[Excerpts from a figure dataset]
— Start —

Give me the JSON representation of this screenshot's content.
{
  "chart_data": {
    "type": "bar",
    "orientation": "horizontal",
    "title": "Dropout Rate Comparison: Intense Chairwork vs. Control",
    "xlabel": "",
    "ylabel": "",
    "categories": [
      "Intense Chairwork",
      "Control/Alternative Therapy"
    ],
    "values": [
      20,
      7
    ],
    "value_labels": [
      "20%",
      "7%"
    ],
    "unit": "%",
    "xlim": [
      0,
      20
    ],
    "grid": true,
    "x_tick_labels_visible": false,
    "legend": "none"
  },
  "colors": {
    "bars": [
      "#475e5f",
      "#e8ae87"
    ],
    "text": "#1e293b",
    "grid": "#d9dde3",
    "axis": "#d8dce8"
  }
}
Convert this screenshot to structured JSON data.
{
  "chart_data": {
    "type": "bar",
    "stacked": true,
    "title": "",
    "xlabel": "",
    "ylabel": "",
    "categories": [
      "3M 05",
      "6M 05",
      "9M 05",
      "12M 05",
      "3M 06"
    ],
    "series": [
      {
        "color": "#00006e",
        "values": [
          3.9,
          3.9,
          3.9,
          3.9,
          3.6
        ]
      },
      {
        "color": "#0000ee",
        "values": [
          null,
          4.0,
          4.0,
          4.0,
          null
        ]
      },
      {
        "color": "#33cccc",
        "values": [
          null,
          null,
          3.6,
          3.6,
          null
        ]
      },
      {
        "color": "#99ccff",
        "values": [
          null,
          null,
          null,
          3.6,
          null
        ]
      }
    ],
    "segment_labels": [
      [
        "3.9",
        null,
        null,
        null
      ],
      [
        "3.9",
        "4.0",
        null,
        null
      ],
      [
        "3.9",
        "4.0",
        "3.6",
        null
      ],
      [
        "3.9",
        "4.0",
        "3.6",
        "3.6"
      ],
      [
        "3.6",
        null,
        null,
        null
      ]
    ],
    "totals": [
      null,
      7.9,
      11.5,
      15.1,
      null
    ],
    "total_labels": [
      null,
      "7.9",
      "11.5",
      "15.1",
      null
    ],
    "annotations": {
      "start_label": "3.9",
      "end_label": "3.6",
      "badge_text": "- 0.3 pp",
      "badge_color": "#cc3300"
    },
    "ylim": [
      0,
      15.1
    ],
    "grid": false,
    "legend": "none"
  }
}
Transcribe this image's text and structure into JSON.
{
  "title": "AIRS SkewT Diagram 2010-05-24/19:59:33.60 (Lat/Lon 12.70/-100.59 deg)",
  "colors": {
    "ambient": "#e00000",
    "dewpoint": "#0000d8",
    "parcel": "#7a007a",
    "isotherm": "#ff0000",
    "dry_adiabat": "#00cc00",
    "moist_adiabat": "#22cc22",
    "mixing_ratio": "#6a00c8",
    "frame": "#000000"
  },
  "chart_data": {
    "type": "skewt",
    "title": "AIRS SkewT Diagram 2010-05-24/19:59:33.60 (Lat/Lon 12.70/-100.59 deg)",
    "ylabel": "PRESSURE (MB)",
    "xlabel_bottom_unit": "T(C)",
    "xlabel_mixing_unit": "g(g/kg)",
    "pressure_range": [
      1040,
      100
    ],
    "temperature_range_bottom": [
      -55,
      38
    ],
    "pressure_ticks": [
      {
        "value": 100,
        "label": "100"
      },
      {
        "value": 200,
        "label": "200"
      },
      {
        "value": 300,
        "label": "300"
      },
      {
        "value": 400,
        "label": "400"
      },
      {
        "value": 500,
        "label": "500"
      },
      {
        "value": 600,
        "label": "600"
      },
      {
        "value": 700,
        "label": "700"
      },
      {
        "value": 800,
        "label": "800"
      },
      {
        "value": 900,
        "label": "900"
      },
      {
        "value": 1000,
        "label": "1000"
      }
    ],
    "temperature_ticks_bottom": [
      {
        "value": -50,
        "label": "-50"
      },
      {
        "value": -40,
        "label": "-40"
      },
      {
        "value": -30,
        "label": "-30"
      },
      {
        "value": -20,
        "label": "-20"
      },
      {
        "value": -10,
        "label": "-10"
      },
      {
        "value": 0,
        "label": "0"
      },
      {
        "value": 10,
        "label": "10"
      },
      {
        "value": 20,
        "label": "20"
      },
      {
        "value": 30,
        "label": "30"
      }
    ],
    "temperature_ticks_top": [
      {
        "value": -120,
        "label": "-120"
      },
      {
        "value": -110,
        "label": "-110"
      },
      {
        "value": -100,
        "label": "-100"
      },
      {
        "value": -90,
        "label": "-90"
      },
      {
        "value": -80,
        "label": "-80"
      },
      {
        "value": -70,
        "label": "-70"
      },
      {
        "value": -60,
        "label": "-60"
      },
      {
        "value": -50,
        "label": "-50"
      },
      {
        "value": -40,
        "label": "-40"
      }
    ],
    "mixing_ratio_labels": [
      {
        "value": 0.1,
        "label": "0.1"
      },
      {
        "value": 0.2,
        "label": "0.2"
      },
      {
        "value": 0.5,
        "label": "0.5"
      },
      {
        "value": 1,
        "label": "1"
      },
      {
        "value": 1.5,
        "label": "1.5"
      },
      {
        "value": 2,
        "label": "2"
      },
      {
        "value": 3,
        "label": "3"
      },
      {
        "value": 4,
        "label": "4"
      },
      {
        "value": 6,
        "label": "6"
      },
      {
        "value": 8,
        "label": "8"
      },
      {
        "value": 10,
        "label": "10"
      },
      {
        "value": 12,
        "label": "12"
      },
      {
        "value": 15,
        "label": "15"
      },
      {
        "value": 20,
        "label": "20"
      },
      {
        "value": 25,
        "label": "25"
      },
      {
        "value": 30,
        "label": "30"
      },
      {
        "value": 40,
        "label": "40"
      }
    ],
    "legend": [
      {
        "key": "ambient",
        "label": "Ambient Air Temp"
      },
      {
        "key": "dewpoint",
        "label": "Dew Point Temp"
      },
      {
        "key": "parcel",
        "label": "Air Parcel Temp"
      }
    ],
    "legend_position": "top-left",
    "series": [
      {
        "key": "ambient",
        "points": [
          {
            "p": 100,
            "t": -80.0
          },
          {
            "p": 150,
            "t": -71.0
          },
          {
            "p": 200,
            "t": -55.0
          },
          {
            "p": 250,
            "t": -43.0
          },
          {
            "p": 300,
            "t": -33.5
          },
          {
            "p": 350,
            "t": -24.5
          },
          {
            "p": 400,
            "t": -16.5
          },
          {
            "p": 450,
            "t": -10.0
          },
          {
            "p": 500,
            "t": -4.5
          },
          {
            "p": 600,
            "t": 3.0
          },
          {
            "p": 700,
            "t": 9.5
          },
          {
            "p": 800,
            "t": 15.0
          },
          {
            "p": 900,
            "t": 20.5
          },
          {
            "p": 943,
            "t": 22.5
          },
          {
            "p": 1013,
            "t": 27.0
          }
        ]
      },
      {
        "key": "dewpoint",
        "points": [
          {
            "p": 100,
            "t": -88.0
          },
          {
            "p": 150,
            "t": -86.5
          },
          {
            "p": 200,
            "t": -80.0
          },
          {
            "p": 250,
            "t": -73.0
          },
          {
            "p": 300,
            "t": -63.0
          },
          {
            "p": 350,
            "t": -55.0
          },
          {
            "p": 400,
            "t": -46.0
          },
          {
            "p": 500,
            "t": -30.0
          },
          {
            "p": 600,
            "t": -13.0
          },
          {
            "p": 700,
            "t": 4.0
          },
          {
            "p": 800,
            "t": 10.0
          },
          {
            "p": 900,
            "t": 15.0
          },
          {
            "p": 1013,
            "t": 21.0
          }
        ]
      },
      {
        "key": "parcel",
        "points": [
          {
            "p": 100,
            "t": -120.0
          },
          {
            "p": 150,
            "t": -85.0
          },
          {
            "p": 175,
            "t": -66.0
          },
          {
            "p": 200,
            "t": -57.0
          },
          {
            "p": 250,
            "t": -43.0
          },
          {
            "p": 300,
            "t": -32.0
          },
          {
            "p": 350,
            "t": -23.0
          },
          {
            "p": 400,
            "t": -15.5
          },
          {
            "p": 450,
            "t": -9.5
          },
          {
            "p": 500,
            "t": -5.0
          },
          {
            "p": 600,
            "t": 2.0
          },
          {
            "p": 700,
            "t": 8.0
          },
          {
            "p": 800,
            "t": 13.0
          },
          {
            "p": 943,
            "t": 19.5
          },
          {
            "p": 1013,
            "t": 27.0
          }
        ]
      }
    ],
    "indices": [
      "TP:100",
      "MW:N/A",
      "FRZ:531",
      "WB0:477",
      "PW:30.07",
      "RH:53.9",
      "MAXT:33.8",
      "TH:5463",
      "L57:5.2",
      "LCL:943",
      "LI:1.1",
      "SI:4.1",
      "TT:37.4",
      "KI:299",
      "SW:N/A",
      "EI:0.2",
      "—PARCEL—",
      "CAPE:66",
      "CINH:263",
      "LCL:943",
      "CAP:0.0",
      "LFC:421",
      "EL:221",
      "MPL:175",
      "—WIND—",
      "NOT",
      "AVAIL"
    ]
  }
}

— End —

-- INSTRUCTION --
Find each line with the string "title" and copy it out.

-- RESPONSE --
    "title": "Dropout Rate Comparison: Intense Chairwork vs. Control",
    "title": "",
  "title": "AIRS SkewT Diagram 2010-05-24/19:59:33.60 (Lat/Lon 12.70/-100.59 deg)",
    "title": "AIRS SkewT Diagram 2010-05-24/19:59:33.60 (Lat/Lon 12.70/-100.59 deg)",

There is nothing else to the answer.